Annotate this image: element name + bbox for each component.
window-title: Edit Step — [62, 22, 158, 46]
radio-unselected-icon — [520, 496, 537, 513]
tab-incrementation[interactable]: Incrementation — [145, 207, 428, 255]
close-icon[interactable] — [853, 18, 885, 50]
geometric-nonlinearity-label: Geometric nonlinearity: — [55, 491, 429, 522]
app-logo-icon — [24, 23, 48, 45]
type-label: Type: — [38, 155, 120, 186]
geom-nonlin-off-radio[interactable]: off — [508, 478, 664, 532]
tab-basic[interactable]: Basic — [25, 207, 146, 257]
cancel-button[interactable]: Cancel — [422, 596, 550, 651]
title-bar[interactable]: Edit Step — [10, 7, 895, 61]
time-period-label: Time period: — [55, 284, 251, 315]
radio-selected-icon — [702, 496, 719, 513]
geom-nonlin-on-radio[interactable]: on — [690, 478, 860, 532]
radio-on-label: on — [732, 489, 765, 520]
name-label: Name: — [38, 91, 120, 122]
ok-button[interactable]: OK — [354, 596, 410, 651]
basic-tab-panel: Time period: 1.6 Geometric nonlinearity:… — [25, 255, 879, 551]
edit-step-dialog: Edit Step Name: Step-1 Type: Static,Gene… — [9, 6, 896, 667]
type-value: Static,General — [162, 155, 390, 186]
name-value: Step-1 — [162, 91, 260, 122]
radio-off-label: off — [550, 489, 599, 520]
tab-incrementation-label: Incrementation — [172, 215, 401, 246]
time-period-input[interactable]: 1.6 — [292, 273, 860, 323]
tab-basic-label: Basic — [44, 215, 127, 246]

* * *

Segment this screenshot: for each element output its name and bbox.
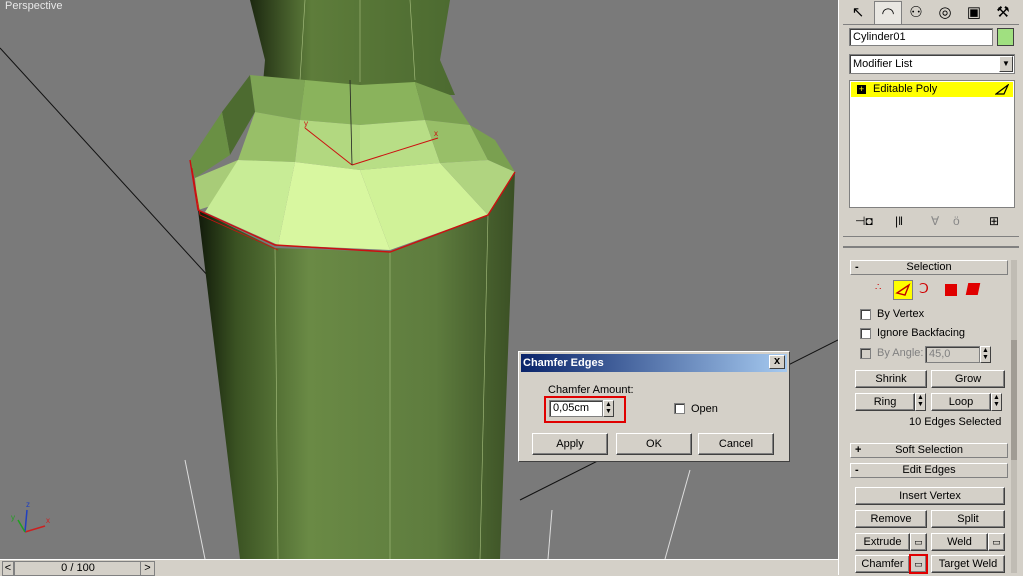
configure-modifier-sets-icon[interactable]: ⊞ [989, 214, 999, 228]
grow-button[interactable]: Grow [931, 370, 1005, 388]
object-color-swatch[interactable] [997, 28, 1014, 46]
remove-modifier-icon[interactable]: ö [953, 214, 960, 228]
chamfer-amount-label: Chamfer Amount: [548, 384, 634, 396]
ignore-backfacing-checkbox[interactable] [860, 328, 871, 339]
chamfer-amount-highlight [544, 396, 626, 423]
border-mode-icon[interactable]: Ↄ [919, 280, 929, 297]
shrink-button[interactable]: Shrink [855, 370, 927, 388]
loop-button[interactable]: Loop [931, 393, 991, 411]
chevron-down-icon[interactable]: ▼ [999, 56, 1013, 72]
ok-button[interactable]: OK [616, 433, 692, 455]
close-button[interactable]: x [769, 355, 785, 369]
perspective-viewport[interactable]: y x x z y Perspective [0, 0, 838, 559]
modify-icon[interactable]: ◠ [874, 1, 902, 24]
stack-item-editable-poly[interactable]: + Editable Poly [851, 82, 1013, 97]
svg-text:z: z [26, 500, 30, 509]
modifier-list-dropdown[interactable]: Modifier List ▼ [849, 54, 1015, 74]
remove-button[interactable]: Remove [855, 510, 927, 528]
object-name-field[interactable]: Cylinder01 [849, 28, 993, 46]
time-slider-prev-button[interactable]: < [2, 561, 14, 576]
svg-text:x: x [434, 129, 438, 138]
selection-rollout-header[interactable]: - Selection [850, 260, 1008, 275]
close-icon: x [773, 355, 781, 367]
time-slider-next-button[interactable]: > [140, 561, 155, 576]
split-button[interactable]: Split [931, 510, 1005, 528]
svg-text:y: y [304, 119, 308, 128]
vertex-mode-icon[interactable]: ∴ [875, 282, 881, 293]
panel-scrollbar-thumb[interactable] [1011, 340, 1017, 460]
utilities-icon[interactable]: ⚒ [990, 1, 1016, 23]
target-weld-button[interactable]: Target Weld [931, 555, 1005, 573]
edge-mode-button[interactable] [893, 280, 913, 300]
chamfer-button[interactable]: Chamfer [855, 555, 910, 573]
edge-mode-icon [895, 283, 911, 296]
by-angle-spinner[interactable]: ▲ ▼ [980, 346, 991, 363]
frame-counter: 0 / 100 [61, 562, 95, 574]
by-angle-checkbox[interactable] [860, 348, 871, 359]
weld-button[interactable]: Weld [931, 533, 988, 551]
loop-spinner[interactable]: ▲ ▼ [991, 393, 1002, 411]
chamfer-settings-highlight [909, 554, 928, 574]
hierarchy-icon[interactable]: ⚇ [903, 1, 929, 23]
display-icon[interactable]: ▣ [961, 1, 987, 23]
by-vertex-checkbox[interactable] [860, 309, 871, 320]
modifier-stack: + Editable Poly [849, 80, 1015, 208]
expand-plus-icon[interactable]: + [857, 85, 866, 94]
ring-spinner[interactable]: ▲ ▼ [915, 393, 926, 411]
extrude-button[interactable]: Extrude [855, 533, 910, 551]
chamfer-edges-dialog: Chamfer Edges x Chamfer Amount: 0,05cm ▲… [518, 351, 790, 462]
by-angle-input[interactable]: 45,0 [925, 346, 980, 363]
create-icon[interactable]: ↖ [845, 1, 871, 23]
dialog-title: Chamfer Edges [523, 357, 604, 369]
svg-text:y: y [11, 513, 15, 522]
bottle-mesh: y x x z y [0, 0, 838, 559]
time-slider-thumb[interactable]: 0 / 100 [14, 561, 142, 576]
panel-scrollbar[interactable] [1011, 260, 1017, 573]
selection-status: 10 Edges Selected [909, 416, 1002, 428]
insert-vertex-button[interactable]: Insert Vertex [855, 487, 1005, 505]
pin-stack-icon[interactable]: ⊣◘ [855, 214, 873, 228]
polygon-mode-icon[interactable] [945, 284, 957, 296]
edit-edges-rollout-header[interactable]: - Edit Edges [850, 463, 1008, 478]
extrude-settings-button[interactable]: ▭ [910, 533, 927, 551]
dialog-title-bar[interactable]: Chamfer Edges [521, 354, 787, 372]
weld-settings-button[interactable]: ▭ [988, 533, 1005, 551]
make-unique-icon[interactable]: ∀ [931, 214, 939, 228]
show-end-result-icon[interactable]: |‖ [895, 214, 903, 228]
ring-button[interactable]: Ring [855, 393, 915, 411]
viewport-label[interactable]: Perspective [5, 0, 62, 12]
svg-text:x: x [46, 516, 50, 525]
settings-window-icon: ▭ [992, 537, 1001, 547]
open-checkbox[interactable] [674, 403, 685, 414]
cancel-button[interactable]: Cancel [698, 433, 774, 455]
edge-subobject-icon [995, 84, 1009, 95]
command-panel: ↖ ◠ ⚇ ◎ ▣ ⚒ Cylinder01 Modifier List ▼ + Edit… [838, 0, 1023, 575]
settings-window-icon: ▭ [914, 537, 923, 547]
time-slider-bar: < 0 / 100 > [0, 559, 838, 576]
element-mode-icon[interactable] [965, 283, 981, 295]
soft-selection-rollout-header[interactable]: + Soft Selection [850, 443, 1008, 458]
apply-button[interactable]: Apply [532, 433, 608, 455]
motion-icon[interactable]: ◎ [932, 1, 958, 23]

* [YOUR TASK]
Take the lines starting with the one containing "214, 999, 228]" and going on through the one containing "shrink-button[interactable]: Shrink [855, 370, 927, 388]", and write them out again with "checkbox" switched to "toggle" and everything else left as it is.

* [OUTPUT]
configure-modifier-sets-icon[interactable]: ⊞ [989, 214, 999, 228]
grow-button[interactable]: Grow [931, 370, 1005, 388]
object-color-swatch[interactable] [997, 28, 1014, 46]
remove-modifier-icon[interactable]: ö [953, 214, 960, 228]
chamfer-amount-label: Chamfer Amount: [548, 384, 634, 396]
ignore-backfacing-toggle[interactable] [860, 328, 871, 339]
chamfer-amount-highlight [544, 396, 626, 423]
border-mode-icon[interactable]: Ↄ [919, 280, 929, 297]
shrink-button[interactable]: Shrink [855, 370, 927, 388]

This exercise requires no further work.